Trecho do documento
+---+

E o homem elegante, que nasceu de uma rica família mineira, bacharel em Direito e bem relacionado com a elite carioca da época que o Rio de Janeiro era capital do Brasil, vai ser mostrado aos poucos.

E o que vemos é um ego descomunal, alguém que se considerava o melhor de todos e que por isso, não aceitava regras e nem conhecia limites.

Mulherengo, exibido e claro, sem noção da própria fragilidade, era presa fácil dos vícios que entorpecem. Fumando sem parar, bebendo muito e cheirando éter, seu caminho em direção à queda foi anunciado a todos, menos a ele mesmo.

Briguento no campo e na vida, pisava duro e maltratava os companheiros no jogo e nos vestiários.

Sedutor, passava de mulher em mulher nas boates do Rio. O Cassino da Urca e o Hotel Copacabana Palace eram o seu mundo. Uísque e champagne a rodo, arrogância e desprezo por quem mostrava algum cuidado com ele.

A bela Alinne de Moras vive Silvia (Ilma na vida real), a moça com quem se casou e teve um filho. Mas o casamento era um tal inferno para ela, que Heleno nunca conviveu com o filho, que ela afastou dele.

Acabou internado em um hospício em Barbacena, com sífilis, já em estado avançado.

Morreu aos 39 anos, louco e paralisado, depois de 5 anos de internação, tendo como único apoio o carinho do enfermeiro (Mauricio Tizumba, comovente).

O filme é um tratado sobre o que pode acontecer com alguém que, cego pelo próprio narcisismo, não ouve nada e a ninguém e é guiado por um sabotador interno incansável.

+---+

Informações fornecidas

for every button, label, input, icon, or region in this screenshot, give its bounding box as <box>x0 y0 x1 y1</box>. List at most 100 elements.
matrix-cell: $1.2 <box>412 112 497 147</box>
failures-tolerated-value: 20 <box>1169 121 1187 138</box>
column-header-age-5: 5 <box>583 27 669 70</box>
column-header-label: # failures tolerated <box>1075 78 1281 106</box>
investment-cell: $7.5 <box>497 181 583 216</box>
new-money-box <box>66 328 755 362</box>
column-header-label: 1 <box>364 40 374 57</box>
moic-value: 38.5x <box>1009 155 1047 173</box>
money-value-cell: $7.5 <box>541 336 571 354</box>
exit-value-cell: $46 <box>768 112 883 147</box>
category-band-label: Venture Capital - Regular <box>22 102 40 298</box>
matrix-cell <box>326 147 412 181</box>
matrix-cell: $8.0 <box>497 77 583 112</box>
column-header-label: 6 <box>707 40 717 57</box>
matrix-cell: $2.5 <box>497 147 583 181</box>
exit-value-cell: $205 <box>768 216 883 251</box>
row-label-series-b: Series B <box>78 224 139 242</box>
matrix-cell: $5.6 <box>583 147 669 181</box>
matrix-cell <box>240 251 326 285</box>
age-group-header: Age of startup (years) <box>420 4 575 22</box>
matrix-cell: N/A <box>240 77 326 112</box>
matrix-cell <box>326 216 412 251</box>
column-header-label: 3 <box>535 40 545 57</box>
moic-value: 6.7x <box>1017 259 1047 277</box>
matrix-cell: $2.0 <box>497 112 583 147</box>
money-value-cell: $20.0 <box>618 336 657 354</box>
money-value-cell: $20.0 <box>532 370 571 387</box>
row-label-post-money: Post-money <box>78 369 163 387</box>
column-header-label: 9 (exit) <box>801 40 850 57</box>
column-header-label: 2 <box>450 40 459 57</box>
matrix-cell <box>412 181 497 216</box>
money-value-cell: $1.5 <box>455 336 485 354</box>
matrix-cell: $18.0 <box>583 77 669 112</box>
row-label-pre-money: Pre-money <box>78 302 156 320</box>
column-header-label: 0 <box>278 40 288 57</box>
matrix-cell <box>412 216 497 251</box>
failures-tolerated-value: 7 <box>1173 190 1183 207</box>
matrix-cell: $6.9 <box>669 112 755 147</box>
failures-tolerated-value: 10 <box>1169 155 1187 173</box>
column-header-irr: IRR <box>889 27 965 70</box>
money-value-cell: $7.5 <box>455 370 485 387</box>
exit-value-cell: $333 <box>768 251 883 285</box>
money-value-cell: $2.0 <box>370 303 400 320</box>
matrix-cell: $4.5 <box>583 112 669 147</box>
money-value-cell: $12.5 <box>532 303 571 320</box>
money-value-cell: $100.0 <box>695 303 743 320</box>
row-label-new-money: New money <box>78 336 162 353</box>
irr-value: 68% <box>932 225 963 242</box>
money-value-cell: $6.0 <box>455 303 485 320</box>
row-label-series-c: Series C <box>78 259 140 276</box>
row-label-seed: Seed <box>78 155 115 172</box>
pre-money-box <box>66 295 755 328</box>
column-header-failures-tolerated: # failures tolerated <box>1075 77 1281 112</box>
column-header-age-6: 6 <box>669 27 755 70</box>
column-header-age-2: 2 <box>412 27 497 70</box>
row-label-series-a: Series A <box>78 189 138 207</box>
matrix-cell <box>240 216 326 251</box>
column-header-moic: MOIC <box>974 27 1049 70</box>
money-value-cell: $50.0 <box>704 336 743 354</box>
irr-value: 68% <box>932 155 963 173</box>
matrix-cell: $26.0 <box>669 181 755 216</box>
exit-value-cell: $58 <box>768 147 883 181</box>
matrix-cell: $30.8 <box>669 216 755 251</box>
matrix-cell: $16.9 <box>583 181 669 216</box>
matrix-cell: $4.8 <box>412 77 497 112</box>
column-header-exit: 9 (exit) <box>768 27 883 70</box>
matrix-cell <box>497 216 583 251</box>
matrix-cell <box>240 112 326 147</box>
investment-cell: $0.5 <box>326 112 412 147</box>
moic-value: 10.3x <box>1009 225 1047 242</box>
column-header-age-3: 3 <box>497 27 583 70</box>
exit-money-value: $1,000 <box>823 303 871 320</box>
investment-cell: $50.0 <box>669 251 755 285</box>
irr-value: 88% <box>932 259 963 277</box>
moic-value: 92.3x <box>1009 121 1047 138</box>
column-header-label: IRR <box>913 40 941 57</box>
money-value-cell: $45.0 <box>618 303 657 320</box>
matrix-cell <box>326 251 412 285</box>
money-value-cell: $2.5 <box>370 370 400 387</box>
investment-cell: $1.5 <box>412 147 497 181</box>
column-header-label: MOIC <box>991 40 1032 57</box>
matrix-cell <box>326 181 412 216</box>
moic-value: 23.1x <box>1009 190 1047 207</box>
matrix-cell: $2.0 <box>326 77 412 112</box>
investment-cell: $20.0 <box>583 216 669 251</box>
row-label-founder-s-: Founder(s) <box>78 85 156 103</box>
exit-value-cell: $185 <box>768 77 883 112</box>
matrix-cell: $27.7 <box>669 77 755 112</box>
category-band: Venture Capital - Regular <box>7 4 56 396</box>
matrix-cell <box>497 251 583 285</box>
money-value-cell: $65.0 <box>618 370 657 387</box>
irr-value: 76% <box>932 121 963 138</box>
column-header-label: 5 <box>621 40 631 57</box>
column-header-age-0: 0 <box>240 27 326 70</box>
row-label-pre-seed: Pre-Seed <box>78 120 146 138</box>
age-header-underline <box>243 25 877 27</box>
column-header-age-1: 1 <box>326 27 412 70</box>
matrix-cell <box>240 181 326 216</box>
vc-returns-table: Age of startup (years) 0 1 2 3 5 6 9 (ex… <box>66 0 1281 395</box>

+---+

Resultado esperado
Transcreva, por favor, o trecho sobre o filme na íntegra, sem alterar nada. Essas linhas provêm de outra fonte.

Resposta escrita
E o homem elegante, que nasceu de uma rica família mineira, bacharel em Direito e bem relacionado com a elite carioca da época que o Rio de Janeiro era capital do Brasil, vai ser mostrado aos poucos.

E o que vemos é um ego descomunal, alguém que se considerava o melhor de todos e que por isso, não aceitava regras e nem conhecia limites.

Mulherengo, exibido e claro, sem noção da própria fragilidade, era presa fácil dos vícios que entorpecem. Fumando sem parar, bebendo muito e cheirando éter, seu caminho em direção à queda foi anunciado a todos, menos a ele mesmo.

Briguento no campo e na vida, pisava duro e maltratava os companheiros no jogo e nos vestiários.

Sedutor, passava de mulher em mulher nas boates do Rio. O Cassino da Urca e o Hotel Copacabana Palace eram o seu mundo. Uísque e champagne a rodo, arrogância e desprezo por quem mostrava algum cuidado com ele.

A bela Alinne de Moras vive Silvia (Ilma na vida real), a moça com quem se casou e teve um filho. Mas o casamento era um tal inferno para ela, que Heleno nunca conviveu com o filho, que ela afastou dele.

Acabou internado em um hospício em Barbacena, com sífilis, já em estado avançado.

Morreu aos 39 anos, louco e paralisado, depois de 5 anos de internação, tendo como único apoio o carinho do enfermeiro (Mauricio Tizumba, comovente).

O filme é um tratado sobre o que pode acontecer com alguém que, cego pelo próprio narcisismo, não ouve nada e a ninguém e é guiado por um sabotador interno incansável.